Task brief
Pictures should be excluded; otherwise, copy every entry exactly.

---------- Data lines ----------

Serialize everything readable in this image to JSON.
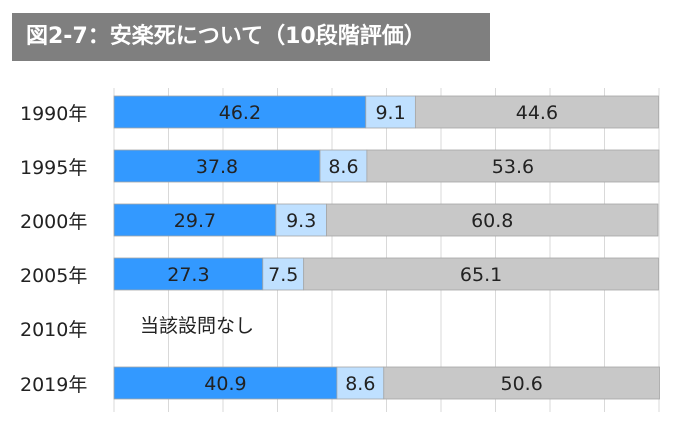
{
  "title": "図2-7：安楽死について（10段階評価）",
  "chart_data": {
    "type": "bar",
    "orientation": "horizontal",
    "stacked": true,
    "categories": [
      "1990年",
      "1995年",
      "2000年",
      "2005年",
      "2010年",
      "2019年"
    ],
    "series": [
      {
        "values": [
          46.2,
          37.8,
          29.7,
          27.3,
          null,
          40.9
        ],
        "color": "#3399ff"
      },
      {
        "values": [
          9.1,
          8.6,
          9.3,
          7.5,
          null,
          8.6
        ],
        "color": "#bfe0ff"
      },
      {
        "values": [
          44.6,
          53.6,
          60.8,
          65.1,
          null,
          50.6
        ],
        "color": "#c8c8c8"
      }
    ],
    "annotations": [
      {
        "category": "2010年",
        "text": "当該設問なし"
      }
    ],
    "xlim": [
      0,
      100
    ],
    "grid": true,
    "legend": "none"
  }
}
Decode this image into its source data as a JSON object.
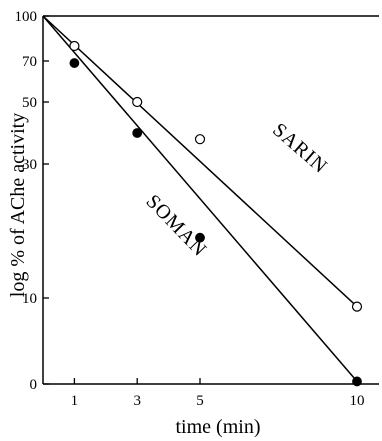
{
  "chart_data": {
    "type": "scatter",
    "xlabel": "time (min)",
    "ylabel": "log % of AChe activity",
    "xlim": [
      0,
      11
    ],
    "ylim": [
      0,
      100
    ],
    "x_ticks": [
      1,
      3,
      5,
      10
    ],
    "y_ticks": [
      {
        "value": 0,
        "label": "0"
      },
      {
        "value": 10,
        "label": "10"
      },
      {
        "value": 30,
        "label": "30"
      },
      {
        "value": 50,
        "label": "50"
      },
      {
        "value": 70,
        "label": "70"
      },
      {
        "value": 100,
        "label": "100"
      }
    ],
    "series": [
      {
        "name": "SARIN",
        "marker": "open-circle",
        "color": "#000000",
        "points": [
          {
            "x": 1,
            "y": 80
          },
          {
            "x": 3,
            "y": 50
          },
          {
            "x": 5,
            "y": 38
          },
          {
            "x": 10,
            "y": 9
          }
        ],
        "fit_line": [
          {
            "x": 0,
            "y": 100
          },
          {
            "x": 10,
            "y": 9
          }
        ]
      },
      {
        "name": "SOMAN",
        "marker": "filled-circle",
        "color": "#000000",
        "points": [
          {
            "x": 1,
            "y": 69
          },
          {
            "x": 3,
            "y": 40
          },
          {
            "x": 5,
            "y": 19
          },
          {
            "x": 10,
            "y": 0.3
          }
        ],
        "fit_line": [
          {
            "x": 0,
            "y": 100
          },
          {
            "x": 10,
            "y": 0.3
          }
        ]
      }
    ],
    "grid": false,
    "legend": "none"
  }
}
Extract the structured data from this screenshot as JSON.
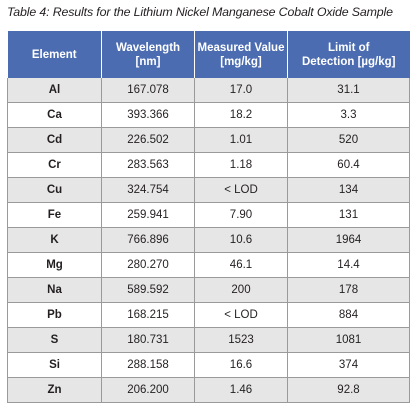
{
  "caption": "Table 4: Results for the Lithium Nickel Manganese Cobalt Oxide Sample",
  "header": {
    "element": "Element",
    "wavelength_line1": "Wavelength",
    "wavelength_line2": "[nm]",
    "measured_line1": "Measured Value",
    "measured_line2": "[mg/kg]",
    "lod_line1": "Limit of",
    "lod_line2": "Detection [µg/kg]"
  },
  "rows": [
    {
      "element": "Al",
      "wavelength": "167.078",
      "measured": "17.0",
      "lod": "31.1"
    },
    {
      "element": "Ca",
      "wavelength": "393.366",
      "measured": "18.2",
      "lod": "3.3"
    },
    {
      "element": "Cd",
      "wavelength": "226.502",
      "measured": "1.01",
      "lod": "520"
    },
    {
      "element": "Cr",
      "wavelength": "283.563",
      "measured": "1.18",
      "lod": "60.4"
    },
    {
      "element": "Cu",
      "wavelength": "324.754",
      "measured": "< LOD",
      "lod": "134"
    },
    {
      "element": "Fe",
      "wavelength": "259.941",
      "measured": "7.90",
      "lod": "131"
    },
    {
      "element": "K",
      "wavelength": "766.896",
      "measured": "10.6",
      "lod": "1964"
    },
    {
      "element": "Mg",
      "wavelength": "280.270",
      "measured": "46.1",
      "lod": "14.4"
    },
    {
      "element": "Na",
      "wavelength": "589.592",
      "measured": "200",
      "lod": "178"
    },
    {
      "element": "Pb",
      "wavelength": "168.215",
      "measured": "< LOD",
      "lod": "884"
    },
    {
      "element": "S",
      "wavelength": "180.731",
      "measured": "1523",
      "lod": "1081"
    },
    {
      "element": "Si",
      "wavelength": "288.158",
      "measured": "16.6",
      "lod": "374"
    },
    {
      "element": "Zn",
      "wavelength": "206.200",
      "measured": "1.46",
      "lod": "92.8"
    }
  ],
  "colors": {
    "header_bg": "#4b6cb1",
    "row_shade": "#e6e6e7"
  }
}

----------

Task result
Serialize everything readable in this image to JSON.
{
  "title": "図2-7：安楽死について（10段階評価）",
  "chart_data": {
    "type": "bar",
    "orientation": "horizontal",
    "stacked": true,
    "categories": [
      "1990年",
      "1995年",
      "2000年",
      "2005年",
      "2010年",
      "2019年"
    ],
    "series": [
      {
        "values": [
          46.2,
          37.8,
          29.7,
          27.3,
          null,
          40.9
        ],
        "color": "#3399ff"
      },
      {
        "values": [
          9.1,
          8.6,
          9.3,
          7.5,
          null,
          8.6
        ],
        "color": "#bfe0ff"
      },
      {
        "values": [
          44.6,
          53.6,
          60.8,
          65.1,
          null,
          50.6
        ],
        "color": "#c8c8c8"
      }
    ],
    "annotations": [
      {
        "category": "2010年",
        "text": "当該設問なし"
      }
    ],
    "xlim": [
      0,
      100
    ],
    "grid": true,
    "legend": "none"
  }
}
Decode this image into its source data as a JSON object.
{
  "chart_data": {
    "type": "scatter",
    "xlabel": "time (min)",
    "ylabel": "log % of AChe activity",
    "xlim": [
      0,
      11
    ],
    "ylim": [
      0,
      100
    ],
    "x_ticks": [
      1,
      3,
      5,
      10
    ],
    "y_ticks": [
      {
        "value": 0,
        "label": "0"
      },
      {
        "value": 10,
        "label": "10"
      },
      {
        "value": 30,
        "label": "30"
      },
      {
        "value": 50,
        "label": "50"
      },
      {
        "value": 70,
        "label": "70"
      },
      {
        "value": 100,
        "label": "100"
      }
    ],
    "series": [
      {
        "name": "SARIN",
        "marker": "open-circle",
        "color": "#000000",
        "points": [
          {
            "x": 1,
            "y": 80
          },
          {
            "x": 3,
            "y": 50
          },
          {
            "x": 5,
            "y": 38
          },
          {
            "x": 10,
            "y": 9
          }
        ],
        "fit_line": [
          {
            "x": 0,
            "y": 100
          },
          {
            "x": 10,
            "y": 9
          }
        ]
      },
      {
        "name": "SOMAN",
        "marker": "filled-circle",
        "color": "#000000",
        "points": [
          {
            "x": 1,
            "y": 69
          },
          {
            "x": 3,
            "y": 40
          },
          {
            "x": 5,
            "y": 19
          },
          {
            "x": 10,
            "y": 0.3
          }
        ],
        "fit_line": [
          {
            "x": 0,
            "y": 100
          },
          {
            "x": 10,
            "y": 0.3
          }
        ]
      }
    ],
    "grid": false,
    "legend": "none"
  }
}
Extract the structured data from this screenshot as JSON.
{
  "caption": "Table 4: Results for the Lithium Nickel Manganese Cobalt Oxide Sample",
  "header": {
    "element": "Element",
    "wavelength_line1": "Wavelength",
    "wavelength_line2": "[nm]",
    "measured_line1": "Measured Value",
    "measured_line2": "[mg/kg]",
    "lod_line1": "Limit of",
    "lod_line2": "Detection [µg/kg]"
  },
  "rows": [
    {
      "element": "Al",
      "wavelength": "167.078",
      "measured": "17.0",
      "lod": "31.1"
    },
    {
      "element": "Ca",
      "wavelength": "393.366",
      "measured": "18.2",
      "lod": "3.3"
    },
    {
      "element": "Cd",
      "wavelength": "226.502",
      "measured": "1.01",
      "lod": "520"
    },
    {
      "element": "Cr",
      "wavelength": "283.563",
      "measured": "1.18",
      "lod": "60.4"
    },
    {
      "element": "Cu",
      "wavelength": "324.754",
      "measured": "< LOD",
      "lod": "134"
    },
    {
      "element": "Fe",
      "wavelength": "259.941",
      "measured": "7.90",
      "lod": "131"
    },
    {
      "element": "K",
      "wavelength": "766.896",
      "measured": "10.6",
      "lod": "1964"
    },
    {
      "element": "Mg",
      "wavelength": "280.270",
      "measured": "46.1",
      "lod": "14.4"
    },
    {
      "element": "Na",
      "wavelength": "589.592",
      "measured": "200",
      "lod": "178"
    },
    {
      "element": "Pb",
      "wavelength": "168.215",
      "measured": "< LOD",
      "lod": "884"
    },
    {
      "element": "S",
      "wavelength": "180.731",
      "measured": "1523",
      "lod": "1081"
    },
    {
      "element": "Si",
      "wavelength": "288.158",
      "measured": "16.6",
      "lod": "374"
    },
    {
      "element": "Zn",
      "wavelength": "206.200",
      "measured": "1.46",
      "lod": "92.8"
    }
  ],
  "colors": {
    "header_bg": "#4b6cb1",
    "row_shade": "#e6e6e7"
  }
}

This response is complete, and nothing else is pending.